**What needs to be done**: Report how many lines of the records below include the word "myös". Give nothing but the number.
>> Begin
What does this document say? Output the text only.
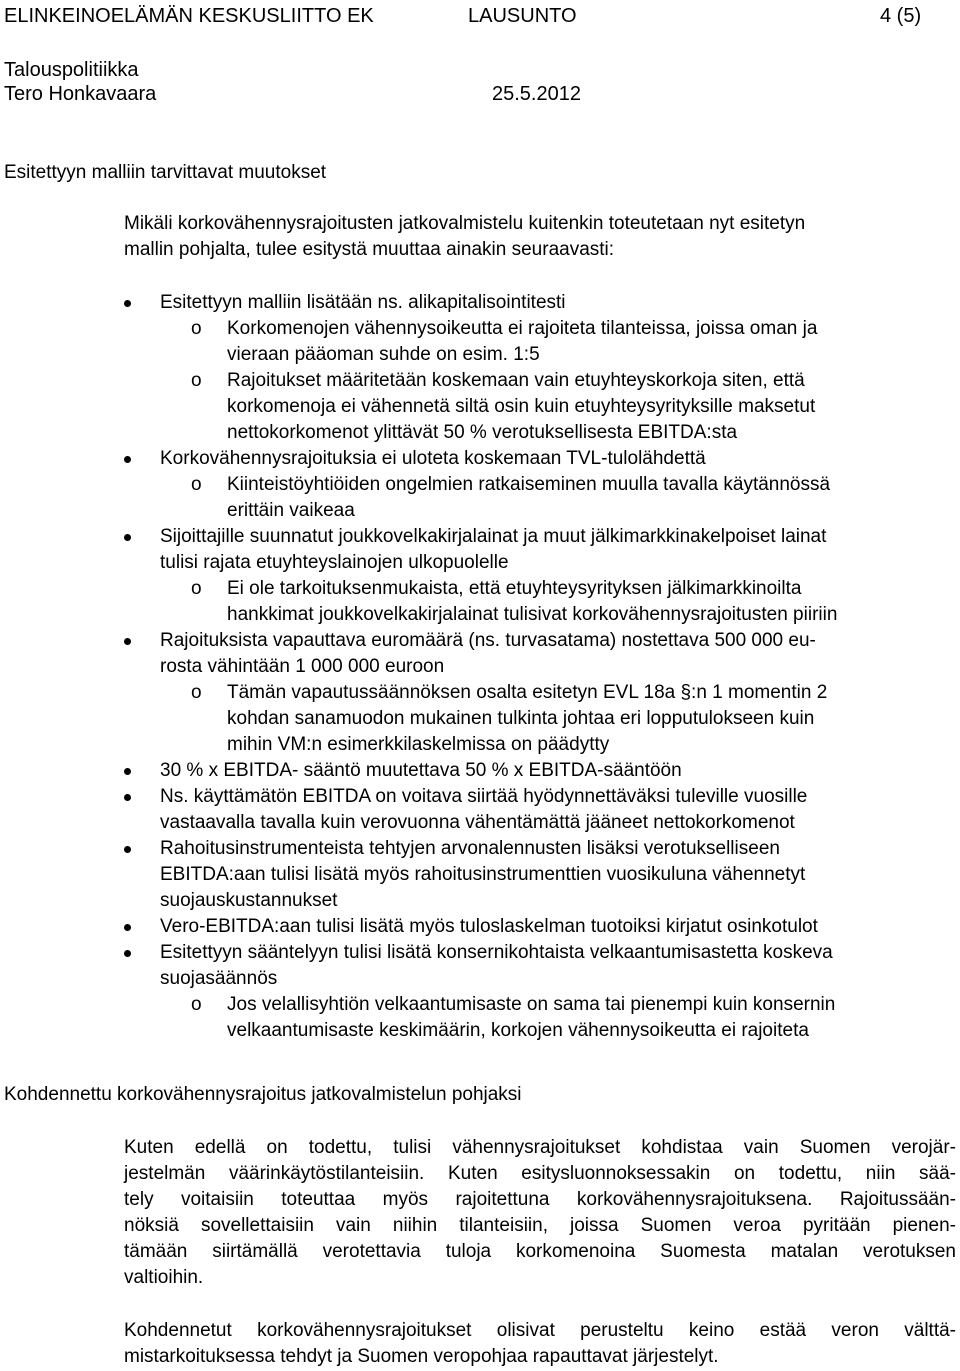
ELINKEINOELÄMÄN KESKUSLIITTO EK	LAUSUNTO	4 (5)
Talouspolitiikka
Tero Honkavaara	25.5.2012
Esitettyyn malliin tarvittavat muutokset

Mikäli korkovähennysrajoitusten jatkovalmistelu kuitenkin toteutetaan nyt esitetyn
mallin pohjalta, tulee esitystä muuttaa ainakin seuraavasti:

Esitettyyn malliin lisätään ns. alikapitalisointitesti
o Korkomenojen vähennysoikeutta ei rajoiteta tilanteissa, joissa oman ja
vieraan pääoman suhde on esim. 1:5
o Rajoitukset määritetään koskemaan vain etuyhteyskorkoja siten, että
korkomenoja ei vähennetä siltä osin kuin etuyhteysyrityksille maksetut
nettokorkomenot ylittävät 50 % verotuksellisesta EBITDA:sta
Korkovähennysrajoituksia ei uloteta koskemaan TVL-tulolähdettä
o Kiinteistöyhtiöiden ongelmien ratkaiseminen muulla tavalla käytännössä
erittäin vaikeaa
Sijoittajille suunnatut joukkovelkakirjalainat ja muut jälkimarkkinakelpoiset lainat
tulisi rajata etuyhteyslainojen ulkopuolelle
o Ei ole tarkoituksenmukaista, että etuyhteysyrityksen jälkimarkkinoilta
hankkimat joukkovelkakirjalainat tulisivat korkovähennysrajoitusten piiriin
Rajoituksista vapauttava euromäärä (ns. turvasatama) nostettava 500 000 eu-
rosta vähintään 1 000 000 euroon
o Tämän vapautussäännöksen osalta esitetyn EVL 18a §:n 1 momentin 2
kohdan sanamuodon mukainen tulkinta johtaa eri lopputulokseen kuin
mihin VM:n esimerkkilaskelmissa on päädytty
30 % x EBITDA- sääntö muutettava 50 % x EBITDA-sääntöön
Ns. käyttämätön EBITDA on voitava siirtää hyödynnettäväksi tuleville vuosille
vastaavalla tavalla kuin verovuonna vähentämättä jääneet nettokorkomenot
Rahoitusinstrumenteista tehtyjen arvonalennusten lisäksi verotukselliseen
EBITDA:aan tulisi lisätä myös rahoitusinstrumenttien vuosikuluna vähennetyt
suojauskustannukset
Vero-EBITDA:aan tulisi lisätä myös tuloslaskelman tuotoiksi kirjatut osinkotulot
Esitettyyn sääntelyyn tulisi lisätä konsernikohtaista velkaantumisastetta koskeva
suojasäännös
o Jos velallisyhtiön velkaantumisaste on sama tai pienempi kuin konsernin
velkaantumisaste keskimäärin, korkojen vähennysoikeutta ei rajoiteta
Kohdennettu korkovähennysrajoitus jatkovalmistelun pohjaksi
Kuten edellä on todettu, tulisi vähennysrajoitukset kohdistaa vain Suomen verojär-
jestelmän väärinkäytöstilanteisiin. Kuten esitysluonnoksessakin on todettu, niin sää-
tely voitaisiin toteuttaa myös rajoitettuna korkovähennysrajoituksena. Rajoitussään-
nöksiä sovellettaisiin vain niihin tilanteisiin, joissa Suomen veroa pyritään pienen-
tämään siirtämällä verotettavia tuloja korkomenoina Suomesta matalan verotuksen
valtioihin.
Kohdennetut korkovähennysrajoitukset olisivat perusteltu keino estää veron välttä-
mistarkoituksessa tehdyt ja Suomen veropohjaa rapauttavat järjestelyt.
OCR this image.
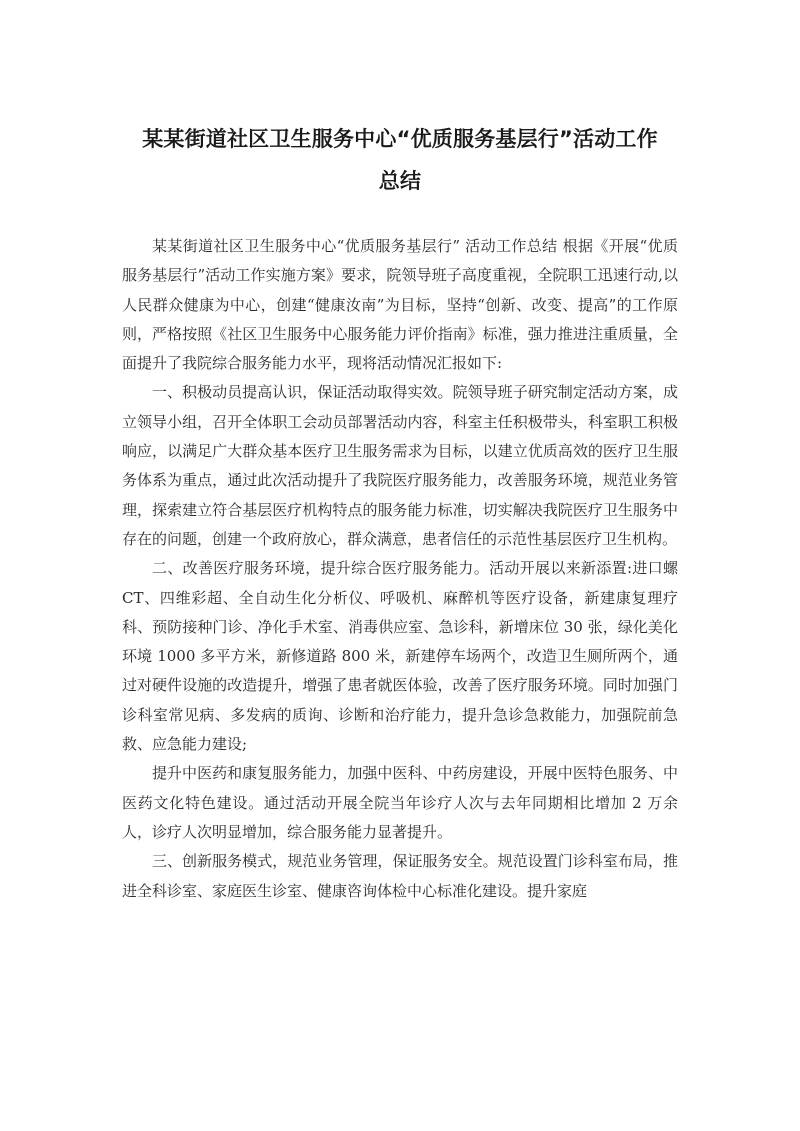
某某街道社区卫生服务中心“优质服务基层行”活动工作
总结

某某街道社区卫生服务中心“优质服务基层行” 活动工作总结 根据《开展“优质服务基层行”活动工作实施方案》要求，院领导班子高度重视，全院职工迅速行动,以人民群众健康为中心，创建“健康汝南”为目标，坚持“创新、改变、提高”的工作原则，严格按照《社区卫生服务中心服务能力评价指南》标准，强力推进注重质量，全面提升了我院综合服务能力水平，现将活动情况汇报如下:

一、积极动员提高认识，保证活动取得实效。院领导班子研究制定活动方案，成立领导小组，召开全体职工会动员部署活动内容，科室主任积极带头，科室职工积极响应，以满足广大群众基本医疗卫生服务需求为目标，以建立优质高效的医疗卫生服务体系为重点，通过此次活动提升了我院医疗服务能力，改善服务环境，规范业务管理，探索建立符合基层医疗机构特点的服务能力标准，切实解决我院医疗卫生服务中存在的问题，创建一个政府放心，群众满意，患者信任的示范性基层医疗卫生机构。

二、改善医疗服务环境，提升综合医疗服务能力。活动开展以来新添置:进口螺 CT、四维彩超、全自动生化分析仪、呼吸机、麻醉机等医疗设备，新建康复理疗科、预防接种门诊、净化手术室、消毒供应室、急诊科，新增床位 30 张，绿化美化环境 1000 多平方米，新修道路 800 米，新建停车场两个，改造卫生厕所两个，通过对硬件设施的改造提升，增强了患者就医体验，改善了医疗服务环境。同时加强门诊科室常见病、多发病的质询、诊断和治疗能力，提升急诊急救能力，加强院前急救、应急能力建设;

提升中医药和康复服务能力，加强中医科、中药房建设，开展中医特色服务、中医药文化特色建设。通过活动开展全院当年诊疗人次与去年同期相比增加 2 万余人，诊疗人次明显增加，综合服务能力显著提升。

三、创新服务模式，规范业务管理，保证服务安全。规范设置门诊科室布局，推进全科诊室、家庭医生诊室、健康咨询体检中心标准化建设。提升家庭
>> End
**Result of the task**: 3